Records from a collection

+ + + +

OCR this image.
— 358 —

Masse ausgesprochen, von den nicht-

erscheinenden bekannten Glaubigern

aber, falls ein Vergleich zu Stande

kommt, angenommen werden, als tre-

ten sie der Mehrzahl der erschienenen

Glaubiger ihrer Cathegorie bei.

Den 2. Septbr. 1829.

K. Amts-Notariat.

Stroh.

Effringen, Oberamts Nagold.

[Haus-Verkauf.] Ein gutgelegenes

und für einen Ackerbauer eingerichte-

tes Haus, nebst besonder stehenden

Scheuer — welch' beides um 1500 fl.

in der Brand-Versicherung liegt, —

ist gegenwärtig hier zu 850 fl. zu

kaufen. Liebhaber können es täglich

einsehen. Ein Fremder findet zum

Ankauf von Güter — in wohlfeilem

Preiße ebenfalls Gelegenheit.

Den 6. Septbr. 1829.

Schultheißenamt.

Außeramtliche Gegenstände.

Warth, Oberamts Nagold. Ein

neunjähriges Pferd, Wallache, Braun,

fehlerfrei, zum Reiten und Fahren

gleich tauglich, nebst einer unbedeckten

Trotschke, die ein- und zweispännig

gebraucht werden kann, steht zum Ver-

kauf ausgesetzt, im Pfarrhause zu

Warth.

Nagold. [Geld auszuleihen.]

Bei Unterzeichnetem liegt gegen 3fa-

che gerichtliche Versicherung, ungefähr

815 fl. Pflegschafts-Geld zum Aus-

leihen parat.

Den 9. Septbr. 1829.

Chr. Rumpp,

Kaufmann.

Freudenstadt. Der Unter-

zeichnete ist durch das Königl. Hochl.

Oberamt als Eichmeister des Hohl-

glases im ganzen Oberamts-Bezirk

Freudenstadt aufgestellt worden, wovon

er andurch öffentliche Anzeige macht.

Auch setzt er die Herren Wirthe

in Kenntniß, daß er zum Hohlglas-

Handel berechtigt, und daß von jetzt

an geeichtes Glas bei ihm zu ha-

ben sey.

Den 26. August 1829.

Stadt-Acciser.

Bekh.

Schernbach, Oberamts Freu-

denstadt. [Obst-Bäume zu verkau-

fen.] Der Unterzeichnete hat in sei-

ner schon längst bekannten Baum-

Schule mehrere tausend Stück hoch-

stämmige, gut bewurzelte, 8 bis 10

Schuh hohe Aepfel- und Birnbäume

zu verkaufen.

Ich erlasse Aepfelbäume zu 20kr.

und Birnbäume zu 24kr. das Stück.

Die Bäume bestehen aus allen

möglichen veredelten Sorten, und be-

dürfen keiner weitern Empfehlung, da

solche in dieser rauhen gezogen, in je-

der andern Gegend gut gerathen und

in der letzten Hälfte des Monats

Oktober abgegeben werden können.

+ + + +

**What is required**
Write out all the records above again, exactly as they stand.

**Reply to the exercise**
OCR this image.
— 358 —

Masse ausgesprochen, von den nicht-

erscheinenden bekannten Glaubigern

aber, falls ein Vergleich zu Stande

kommt, angenommen werden, als tre-

ten sie der Mehrzahl der erschienenen

Glaubiger ihrer Cathegorie bei.

Den 2. Septbr. 1829.

K. Amts-Notariat.

Stroh.

Effringen, Oberamts Nagold.

[Haus-Verkauf.] Ein gutgelegenes

und für einen Ackerbauer eingerichte-

tes Haus, nebst besonder stehenden

Scheuer — welch' beides um 1500 fl.

in der Brand-Versicherung liegt, —

ist gegenwärtig hier zu 850 fl. zu

kaufen. Liebhaber können es täglich

einsehen. Ein Fremder findet zum

Ankauf von Güter — in wohlfeilem

Preiße ebenfalls Gelegenheit.

Den 6. Septbr. 1829.

Schultheißenamt.

Außeramtliche Gegenstände.

Warth, Oberamts Nagold. Ein

neunjähriges Pferd, Wallache, Braun,

fehlerfrei, zum Reiten und Fahren

gleich tauglich, nebst einer unbedeckten

Trotschke, die ein- und zweispännig

gebraucht werden kann, steht zum Ver-

kauf ausgesetzt, im Pfarrhause zu

Warth.

Nagold. [Geld auszuleihen.]

Bei Unterzeichnetem liegt gegen 3fa-

che gerichtliche Versicherung, ungefähr

815 fl. Pflegschafts-Geld zum Aus-

leihen parat.

Den 9. Septbr. 1829.

Chr. Rumpp,

Kaufmann.

Freudenstadt. Der Unter-

zeichnete ist durch das Königl. Hochl.

Oberamt als Eichmeister des Hohl-

glases im ganzen Oberamts-Bezirk

Freudenstadt aufgestellt worden, wovon

er andurch öffentliche Anzeige macht.

Auch setzt er die Herren Wirthe

in Kenntniß, daß er zum Hohlglas-

Handel berechtigt, und daß von jetzt

an geeichtes Glas bei ihm zu ha-

ben sey.

Den 26. August 1829.

Stadt-Acciser.

Bekh.

Schernbach, Oberamts Freu-

denstadt. [Obst-Bäume zu verkau-

fen.] Der Unterzeichnete hat in sei-

ner schon längst bekannten Baum-

Schule mehrere tausend Stück hoch-

stämmige, gut bewurzelte, 8 bis 10

Schuh hohe Aepfel- und Birnbäume

zu verkaufen.

Ich erlasse Aepfelbäume zu 20kr.

und Birnbäume zu 24kr. das Stück.

Die Bäume bestehen aus allen

möglichen veredelten Sorten, und be-

dürfen keiner weitern Empfehlung, da

solche in dieser rauhen gezogen, in je-

der andern Gegend gut gerathen und

in der letzten Hälfte des Monats

Oktober abgegeben werden können.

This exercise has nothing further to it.